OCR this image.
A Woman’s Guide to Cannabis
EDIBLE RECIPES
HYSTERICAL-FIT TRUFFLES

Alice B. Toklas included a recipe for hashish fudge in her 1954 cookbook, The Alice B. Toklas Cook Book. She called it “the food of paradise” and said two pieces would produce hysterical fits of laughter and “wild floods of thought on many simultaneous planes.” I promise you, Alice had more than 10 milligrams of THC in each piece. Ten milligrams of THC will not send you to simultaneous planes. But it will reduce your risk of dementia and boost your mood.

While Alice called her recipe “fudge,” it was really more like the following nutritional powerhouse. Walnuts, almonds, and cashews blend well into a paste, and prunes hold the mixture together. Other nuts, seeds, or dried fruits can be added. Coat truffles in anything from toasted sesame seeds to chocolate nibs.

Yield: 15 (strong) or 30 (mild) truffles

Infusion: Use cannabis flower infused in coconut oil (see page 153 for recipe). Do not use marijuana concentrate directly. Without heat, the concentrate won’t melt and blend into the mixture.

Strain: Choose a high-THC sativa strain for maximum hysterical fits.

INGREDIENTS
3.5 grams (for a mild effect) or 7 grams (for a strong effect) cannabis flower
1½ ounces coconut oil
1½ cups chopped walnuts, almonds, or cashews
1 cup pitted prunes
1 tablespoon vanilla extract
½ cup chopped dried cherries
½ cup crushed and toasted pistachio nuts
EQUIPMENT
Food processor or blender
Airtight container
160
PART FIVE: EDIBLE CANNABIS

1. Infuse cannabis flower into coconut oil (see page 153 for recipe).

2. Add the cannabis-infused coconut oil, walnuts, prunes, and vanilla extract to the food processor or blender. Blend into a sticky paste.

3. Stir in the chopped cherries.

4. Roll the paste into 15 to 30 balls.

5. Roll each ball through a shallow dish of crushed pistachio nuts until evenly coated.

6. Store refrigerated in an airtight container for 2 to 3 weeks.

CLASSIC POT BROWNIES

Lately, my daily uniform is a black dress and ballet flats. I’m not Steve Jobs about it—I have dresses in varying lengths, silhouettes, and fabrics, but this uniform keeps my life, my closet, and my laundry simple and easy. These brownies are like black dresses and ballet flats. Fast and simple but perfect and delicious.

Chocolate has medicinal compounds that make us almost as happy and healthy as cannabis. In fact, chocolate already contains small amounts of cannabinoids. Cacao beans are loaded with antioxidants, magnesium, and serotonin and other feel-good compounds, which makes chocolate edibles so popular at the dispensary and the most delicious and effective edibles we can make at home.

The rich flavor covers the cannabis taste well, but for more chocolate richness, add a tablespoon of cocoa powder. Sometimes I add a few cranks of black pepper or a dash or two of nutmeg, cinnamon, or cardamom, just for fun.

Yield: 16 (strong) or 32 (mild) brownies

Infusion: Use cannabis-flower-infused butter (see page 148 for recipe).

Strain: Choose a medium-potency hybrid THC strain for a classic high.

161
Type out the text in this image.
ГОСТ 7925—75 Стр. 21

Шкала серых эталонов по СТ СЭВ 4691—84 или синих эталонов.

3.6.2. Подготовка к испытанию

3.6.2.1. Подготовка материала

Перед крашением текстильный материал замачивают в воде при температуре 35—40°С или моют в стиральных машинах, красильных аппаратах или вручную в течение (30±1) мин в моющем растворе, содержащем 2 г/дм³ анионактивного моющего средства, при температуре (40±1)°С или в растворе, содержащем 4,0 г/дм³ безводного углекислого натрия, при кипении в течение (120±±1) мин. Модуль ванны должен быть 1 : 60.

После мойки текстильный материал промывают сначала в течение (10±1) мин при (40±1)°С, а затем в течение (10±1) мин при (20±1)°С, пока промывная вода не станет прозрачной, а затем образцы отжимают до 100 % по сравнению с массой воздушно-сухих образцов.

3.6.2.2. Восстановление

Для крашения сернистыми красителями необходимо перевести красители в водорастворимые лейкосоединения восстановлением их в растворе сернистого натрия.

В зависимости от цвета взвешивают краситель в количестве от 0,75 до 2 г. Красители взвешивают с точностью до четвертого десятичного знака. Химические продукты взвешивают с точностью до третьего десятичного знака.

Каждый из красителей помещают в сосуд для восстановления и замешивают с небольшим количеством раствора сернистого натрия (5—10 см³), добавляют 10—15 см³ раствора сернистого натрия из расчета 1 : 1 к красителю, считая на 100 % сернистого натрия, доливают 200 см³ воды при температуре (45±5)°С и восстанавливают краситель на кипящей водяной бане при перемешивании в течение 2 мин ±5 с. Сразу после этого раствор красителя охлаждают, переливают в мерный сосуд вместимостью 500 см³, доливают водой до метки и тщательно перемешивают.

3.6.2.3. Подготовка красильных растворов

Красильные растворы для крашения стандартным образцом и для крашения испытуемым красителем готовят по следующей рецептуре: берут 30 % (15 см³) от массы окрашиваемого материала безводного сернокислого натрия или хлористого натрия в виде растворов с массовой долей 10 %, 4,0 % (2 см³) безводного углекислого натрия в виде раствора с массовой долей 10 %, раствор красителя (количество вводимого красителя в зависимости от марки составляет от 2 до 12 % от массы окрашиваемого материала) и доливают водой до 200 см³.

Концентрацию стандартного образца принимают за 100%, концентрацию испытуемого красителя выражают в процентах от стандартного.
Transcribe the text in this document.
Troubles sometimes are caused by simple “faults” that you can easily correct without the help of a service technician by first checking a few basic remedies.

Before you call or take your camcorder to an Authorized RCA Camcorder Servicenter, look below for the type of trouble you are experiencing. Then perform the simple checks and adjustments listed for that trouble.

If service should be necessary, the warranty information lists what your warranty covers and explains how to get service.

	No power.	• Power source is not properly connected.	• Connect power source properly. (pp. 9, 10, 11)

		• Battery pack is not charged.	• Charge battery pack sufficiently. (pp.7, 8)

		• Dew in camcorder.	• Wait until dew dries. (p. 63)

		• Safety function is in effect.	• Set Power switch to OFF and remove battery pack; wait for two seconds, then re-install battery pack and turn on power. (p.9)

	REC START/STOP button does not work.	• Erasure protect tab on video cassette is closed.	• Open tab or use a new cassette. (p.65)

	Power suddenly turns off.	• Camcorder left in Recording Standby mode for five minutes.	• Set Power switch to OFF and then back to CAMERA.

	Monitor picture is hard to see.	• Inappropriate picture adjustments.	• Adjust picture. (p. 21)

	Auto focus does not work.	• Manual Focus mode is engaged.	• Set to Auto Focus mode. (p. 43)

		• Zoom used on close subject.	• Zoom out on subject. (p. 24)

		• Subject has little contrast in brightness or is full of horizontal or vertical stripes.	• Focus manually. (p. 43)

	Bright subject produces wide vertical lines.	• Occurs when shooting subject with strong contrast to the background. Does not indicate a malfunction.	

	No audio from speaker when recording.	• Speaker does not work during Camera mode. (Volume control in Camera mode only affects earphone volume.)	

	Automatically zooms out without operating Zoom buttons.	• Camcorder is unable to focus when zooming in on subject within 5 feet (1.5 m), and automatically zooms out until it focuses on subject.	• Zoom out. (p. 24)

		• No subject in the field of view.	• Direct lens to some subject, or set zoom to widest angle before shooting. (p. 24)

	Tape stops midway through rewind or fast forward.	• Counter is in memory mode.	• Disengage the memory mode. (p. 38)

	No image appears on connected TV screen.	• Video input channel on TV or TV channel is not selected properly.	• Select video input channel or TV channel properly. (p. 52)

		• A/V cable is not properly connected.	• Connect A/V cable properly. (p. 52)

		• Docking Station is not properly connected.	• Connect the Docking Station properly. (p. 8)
● ● ● ●
- _Your objective_: Reproduce the data in full, exactly as presented.

- _Solution for this exercise_:
OCR this image.
A Woman’s Guide to Cannabis
EDIBLE RECIPES
HYSTERICAL-FIT TRUFFLES

Alice B. Toklas included a recipe for hashish fudge in her 1954 cookbook, The Alice B. Toklas Cook Book. She called it “the food of paradise” and said two pieces would produce hysterical fits of laughter and “wild floods of thought on many simultaneous planes.” I promise you, Alice had more than 10 milligrams of THC in each piece. Ten milligrams of THC will not send you to simultaneous planes. But it will reduce your risk of dementia and boost your mood.

While Alice called her recipe “fudge,” it was really more like the following nutritional powerhouse. Walnuts, almonds, and cashews blend well into a paste, and prunes hold the mixture together. Other nuts, seeds, or dried fruits can be added. Coat truffles in anything from toasted sesame seeds to chocolate nibs.

Yield: 15 (strong) or 30 (mild) truffles

Infusion: Use cannabis flower infused in coconut oil (see page 153 for recipe). Do not use marijuana concentrate directly. Without heat, the concentrate won’t melt and blend into the mixture.

Strain: Choose a high-THC sativa strain for maximum hysterical fits.

INGREDIENTS
3.5 grams (for a mild effect) or 7 grams (for a strong effect) cannabis flower
1½ ounces coconut oil
1½ cups chopped walnuts, almonds, or cashews
1 cup pitted prunes
1 tablespoon vanilla extract
½ cup chopped dried cherries
½ cup crushed and toasted pistachio nuts
EQUIPMENT
Food processor or blender
Airtight container
160
PART FIVE: EDIBLE CANNABIS

1. Infuse cannabis flower into coconut oil (see page 153 for recipe).

2. Add the cannabis-infused coconut oil, walnuts, prunes, and vanilla extract to the food processor or blender. Blend into a sticky paste.

3. Stir in the chopped cherries.

4. Roll the paste into 15 to 30 balls.

5. Roll each ball through a shallow dish of crushed pistachio nuts until evenly coated.

6. Store refrigerated in an airtight container for 2 to 3 weeks.

CLASSIC POT BROWNIES

Lately, my daily uniform is a black dress and ballet flats. I’m not Steve Jobs about it—I have dresses in varying lengths, silhouettes, and fabrics, but this uniform keeps my life, my closet, and my laundry simple and easy. These brownies are like black dresses and ballet flats. Fast and simple but perfect and delicious.

Chocolate has medicinal compounds that make us almost as happy and healthy as cannabis. In fact, chocolate already contains small amounts of cannabinoids. Cacao beans are loaded with antioxidants, magnesium, and serotonin and other feel-good compounds, which makes chocolate edibles so popular at the dispensary and the most delicious and effective edibles we can make at home.

The rich flavor covers the cannabis taste well, but for more chocolate richness, add a tablespoon of cocoa powder. Sometimes I add a few cranks of black pepper or a dash or two of nutmeg, cinnamon, or cardamom, just for fun.

Yield: 16 (strong) or 32 (mild) brownies

Infusion: Use cannabis-flower-infused butter (see page 148 for recipe).

Strain: Choose a medium-potency hybrid THC strain for a classic high.

161
Type out the text in this image.
ГОСТ 7925—75 Стр. 21

Шкала серых эталонов по СТ СЭВ 4691—84 или синих эталонов.

3.6.2. Подготовка к испытанию

3.6.2.1. Подготовка материала

Перед крашением текстильный материал замачивают в воде при температуре 35—40°С или моют в стиральных машинах, красильных аппаратах или вручную в течение (30±1) мин в моющем растворе, содержащем 2 г/дм³ анионактивного моющего средства, при температуре (40±1)°С или в растворе, содержащем 4,0 г/дм³ безводного углекислого натрия, при кипении в течение (120±±1) мин. Модуль ванны должен быть 1 : 60.

После мойки текстильный материал промывают сначала в течение (10±1) мин при (40±1)°С, а затем в течение (10±1) мин при (20±1)°С, пока промывная вода не станет прозрачной, а затем образцы отжимают до 100 % по сравнению с массой воздушно-сухих образцов.

3.6.2.2. Восстановление

Для крашения сернистыми красителями необходимо перевести красители в водорастворимые лейкосоединения восстановлением их в растворе сернистого натрия.

В зависимости от цвета взвешивают краситель в количестве от 0,75 до 2 г. Красители взвешивают с точностью до четвертого десятичного знака. Химические продукты взвешивают с точностью до третьего десятичного знака.

Каждый из красителей помещают в сосуд для восстановления и замешивают с небольшим количеством раствора сернистого натрия (5—10 см³), добавляют 10—15 см³ раствора сернистого натрия из расчета 1 : 1 к красителю, считая на 100 % сернистого натрия, доливают 200 см³ воды при температуре (45±5)°С и восстанавливают краситель на кипящей водяной бане при перемешивании в течение 2 мин ±5 с. Сразу после этого раствор красителя охлаждают, переливают в мерный сосуд вместимостью 500 см³, доливают водой до метки и тщательно перемешивают.

3.6.2.3. Подготовка красильных растворов

Красильные растворы для крашения стандартным образцом и для крашения испытуемым красителем готовят по следующей рецептуре: берут 30 % (15 см³) от массы окрашиваемого материала безводного сернокислого натрия или хлористого натрия в виде растворов с массовой долей 10 %, 4,0 % (2 см³) безводного углекислого натрия в виде раствора с массовой долей 10 %, раствор красителя (количество вводимого красителя в зависимости от марки составляет от 2 до 12 % от массы окрашиваемого материала) и доливают водой до 200 см³.

Концентрацию стандартного образца принимают за 100%, концентрацию испытуемого красителя выражают в процентах от стандартного.
Transcribe the text in this document.
Troubles sometimes are caused by simple “faults” that you can easily correct without the help of a service technician by first checking a few basic remedies.

Before you call or take your camcorder to an Authorized RCA Camcorder Servicenter, look below for the type of trouble you are experiencing. Then perform the simple checks and adjustments listed for that trouble.

If service should be necessary, the warranty information lists what your warranty covers and explains how to get service.

	No power.	• Power source is not properly connected.	• Connect power source properly. (pp. 9, 10, 11)

		• Battery pack is not charged.	• Charge battery pack sufficiently. (pp.7, 8)

		• Dew in camcorder.	• Wait until dew dries. (p. 63)

		• Safety function is in effect.	• Set Power switch to OFF and remove battery pack; wait for two seconds, then re-install battery pack and turn on power. (p.9)

	REC START/STOP button does not work.	• Erasure protect tab on video cassette is closed.	• Open tab or use a new cassette. (p.65)

	Power suddenly turns off.	• Camcorder left in Recording Standby mode for five minutes.	• Set Power switch to OFF and then back to CAMERA.

	Monitor picture is hard to see.	• Inappropriate picture adjustments.	• Adjust picture. (p. 21)

	Auto focus does not work.	• Manual Focus mode is engaged.	• Set to Auto Focus mode. (p. 43)

		• Zoom used on close subject.	• Zoom out on subject. (p. 24)

		• Subject has little contrast in brightness or is full of horizontal or vertical stripes.	• Focus manually. (p. 43)

	Bright subject produces wide vertical lines.	• Occurs when shooting subject with strong contrast to the background. Does not indicate a malfunction.	

	No audio from speaker when recording.	• Speaker does not work during Camera mode. (Volume control in Camera mode only affects earphone volume.)	

	Automatically zooms out without operating Zoom buttons.	• Camcorder is unable to focus when zooming in on subject within 5 feet (1.5 m), and automatically zooms out until it focuses on subject.	• Zoom out. (p. 24)

		• No subject in the field of view.	• Direct lens to some subject, or set zoom to widest angle before shooting. (p. 24)

	Tape stops midway through rewind or fast forward.	• Counter is in memory mode.	• Disengage the memory mode. (p. 38)

	No image appears on connected TV screen.	• Video input channel on TV or TV channel is not selected properly.	• Select video input channel or TV channel properly. (p. 52)

		• A/V cable is not properly connected.	• Connect A/V cable properly. (p. 52)

		• Docking Station is not properly connected.	• Connect the Docking Station properly. (p. 8)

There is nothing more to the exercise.